Stored records
— begin —
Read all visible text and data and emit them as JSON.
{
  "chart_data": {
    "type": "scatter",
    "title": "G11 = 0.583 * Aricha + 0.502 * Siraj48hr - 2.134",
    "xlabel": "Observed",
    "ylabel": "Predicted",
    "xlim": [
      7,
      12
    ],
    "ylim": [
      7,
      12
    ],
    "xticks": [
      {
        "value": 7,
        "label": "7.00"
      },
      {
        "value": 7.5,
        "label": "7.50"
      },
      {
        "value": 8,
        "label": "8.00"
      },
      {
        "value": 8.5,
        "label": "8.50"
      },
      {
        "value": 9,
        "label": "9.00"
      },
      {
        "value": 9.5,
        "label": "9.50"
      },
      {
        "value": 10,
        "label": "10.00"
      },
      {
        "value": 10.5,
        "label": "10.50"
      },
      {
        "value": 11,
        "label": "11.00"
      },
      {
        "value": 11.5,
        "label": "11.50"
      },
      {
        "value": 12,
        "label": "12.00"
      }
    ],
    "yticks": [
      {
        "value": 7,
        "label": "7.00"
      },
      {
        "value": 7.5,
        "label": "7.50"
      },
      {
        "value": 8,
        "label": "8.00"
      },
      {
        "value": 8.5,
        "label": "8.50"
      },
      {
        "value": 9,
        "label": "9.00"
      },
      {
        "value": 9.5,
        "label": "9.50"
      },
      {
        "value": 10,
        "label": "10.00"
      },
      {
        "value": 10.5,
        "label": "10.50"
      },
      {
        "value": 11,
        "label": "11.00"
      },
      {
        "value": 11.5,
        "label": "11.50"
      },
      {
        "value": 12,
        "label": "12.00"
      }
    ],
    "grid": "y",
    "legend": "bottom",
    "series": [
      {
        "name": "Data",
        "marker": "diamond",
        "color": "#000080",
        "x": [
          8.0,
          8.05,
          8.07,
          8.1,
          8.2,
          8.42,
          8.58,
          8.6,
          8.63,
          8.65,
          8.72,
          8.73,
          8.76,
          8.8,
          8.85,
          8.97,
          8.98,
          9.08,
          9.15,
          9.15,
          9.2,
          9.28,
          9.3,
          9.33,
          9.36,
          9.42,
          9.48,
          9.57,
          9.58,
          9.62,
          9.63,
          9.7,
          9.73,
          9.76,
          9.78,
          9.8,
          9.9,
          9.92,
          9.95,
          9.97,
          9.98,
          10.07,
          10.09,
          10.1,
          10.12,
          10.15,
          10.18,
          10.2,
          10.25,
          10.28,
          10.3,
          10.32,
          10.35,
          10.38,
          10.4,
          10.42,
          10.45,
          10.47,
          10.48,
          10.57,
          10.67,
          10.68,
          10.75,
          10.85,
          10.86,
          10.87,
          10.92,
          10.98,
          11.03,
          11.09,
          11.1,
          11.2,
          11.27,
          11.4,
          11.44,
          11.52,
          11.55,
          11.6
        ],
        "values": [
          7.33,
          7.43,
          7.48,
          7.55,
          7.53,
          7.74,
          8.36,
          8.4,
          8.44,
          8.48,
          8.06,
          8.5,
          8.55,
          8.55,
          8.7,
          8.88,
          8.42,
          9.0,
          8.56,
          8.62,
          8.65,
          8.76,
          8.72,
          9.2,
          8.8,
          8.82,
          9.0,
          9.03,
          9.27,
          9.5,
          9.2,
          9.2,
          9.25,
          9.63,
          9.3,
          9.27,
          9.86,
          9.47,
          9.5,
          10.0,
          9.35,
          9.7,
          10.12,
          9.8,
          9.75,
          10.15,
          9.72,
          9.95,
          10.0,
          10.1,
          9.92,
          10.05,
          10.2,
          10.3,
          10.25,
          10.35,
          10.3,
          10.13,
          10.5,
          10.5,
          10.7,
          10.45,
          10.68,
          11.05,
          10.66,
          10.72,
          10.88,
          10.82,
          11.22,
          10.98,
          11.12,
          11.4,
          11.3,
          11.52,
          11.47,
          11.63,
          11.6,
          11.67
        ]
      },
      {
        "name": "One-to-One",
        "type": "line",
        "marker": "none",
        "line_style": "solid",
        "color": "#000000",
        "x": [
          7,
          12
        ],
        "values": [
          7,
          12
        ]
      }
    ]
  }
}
— end —
# [What the exercise asks]
Here, the records must be output exactly and in full.

# [Exercise result]
Read all visible text and data and emit them as JSON.
{
  "chart_data": {
    "type": "scatter",
    "title": "G11 = 0.583 * Aricha + 0.502 * Siraj48hr - 2.134",
    "xlabel": "Observed",
    "ylabel": "Predicted",
    "xlim": [
      7,
      12
    ],
    "ylim": [
      7,
      12
    ],
    "xticks": [
      {
        "value": 7,
        "label": "7.00"
      },
      {
        "value": 7.5,
        "label": "7.50"
      },
      {
        "value": 8,
        "label": "8.00"
      },
      {
        "value": 8.5,
        "label": "8.50"
      },
      {
        "value": 9,
        "label": "9.00"
      },
      {
        "value": 9.5,
        "label": "9.50"
      },
      {
        "value": 10,
        "label": "10.00"
      },
      {
        "value": 10.5,
        "label": "10.50"
      },
      {
        "value": 11,
        "label": "11.00"
      },
      {
        "value": 11.5,
        "label": "11.50"
      },
      {
        "value": 12,
        "label": "12.00"
      }
    ],
    "yticks": [
      {
        "value": 7,
        "label": "7.00"
      },
      {
        "value": 7.5,
        "label": "7.50"
      },
      {
        "value": 8,
        "label": "8.00"
      },
      {
        "value": 8.5,
        "label": "8.50"
      },
      {
        "value": 9,
        "label": "9.00"
      },
      {
        "value": 9.5,
        "label": "9.50"
      },
      {
        "value": 10,
        "label": "10.00"
      },
      {
        "value": 10.5,
        "label": "10.50"
      },
      {
        "value": 11,
        "label": "11.00"
      },
      {
        "value": 11.5,
        "label": "11.50"
      },
      {
        "value": 12,
        "label": "12.00"
      }
    ],
    "grid": "y",
    "legend": "bottom",
    "series": [
      {
        "name": "Data",
        "marker": "diamond",
        "color": "#000080",
        "x": [
          8.0,
          8.05,
          8.07,
          8.1,
          8.2,
          8.42,
          8.58,
          8.6,
          8.63,
          8.65,
          8.72,
          8.73,
          8.76,
          8.8,
          8.85,
          8.97,
          8.98,
          9.08,
          9.15,
          9.15,
          9.2,
          9.28,
          9.3,
          9.33,
          9.36,
          9.42,
          9.48,
          9.57,
          9.58,
          9.62,
          9.63,
          9.7,
          9.73,
          9.76,
          9.78,
          9.8,
          9.9,
          9.92,
          9.95,
          9.97,
          9.98,
          10.07,
          10.09,
          10.1,
          10.12,
          10.15,
          10.18,
          10.2,
          10.25,
          10.28,
          10.3,
          10.32,
          10.35,
          10.38,
          10.4,
          10.42,
          10.45,
          10.47,
          10.48,
          10.57,
          10.67,
          10.68,
          10.75,
          10.85,
          10.86,
          10.87,
          10.92,
          10.98,
          11.03,
          11.09,
          11.1,
          11.2,
          11.27,
          11.4,
          11.44,
          11.52,
          11.55,
          11.6
        ],
        "values": [
          7.33,
          7.43,
          7.48,
          7.55,
          7.53,
          7.74,
          8.36,
          8.4,
          8.44,
          8.48,
          8.06,
          8.5,
          8.55,
          8.55,
          8.7,
          8.88,
          8.42,
          9.0,
          8.56,
          8.62,
          8.65,
          8.76,
          8.72,
          9.2,
          8.8,
          8.82,
          9.0,
          9.03,
          9.27,
          9.5,
          9.2,
          9.2,
          9.25,
          9.63,
          9.3,
          9.27,
          9.86,
          9.47,
          9.5,
          10.0,
          9.35,
          9.7,
          10.12,
          9.8,
          9.75,
          10.15,
          9.72,
          9.95,
          10.0,
          10.1,
          9.92,
          10.05,
          10.2,
          10.3,
          10.25,
          10.35,
          10.3,
          10.13,
          10.5,
          10.5,
          10.7,
          10.45,
          10.68,
          11.05,
          10.66,
          10.72,
          10.88,
          10.82,
          11.22,
          10.98,
          11.12,
          11.4,
          11.3,
          11.52,
          11.47,
          11.63,
          11.6,
          11.67
        ]
      },
      {
        "name": "One-to-One",
        "type": "line",
        "marker": "none",
        "line_style": "solid",
        "color": "#000000",
        "x": [
          7,
          12
        ],
        "values": [
          7,
          12
        ]
      }
    ]
  }
}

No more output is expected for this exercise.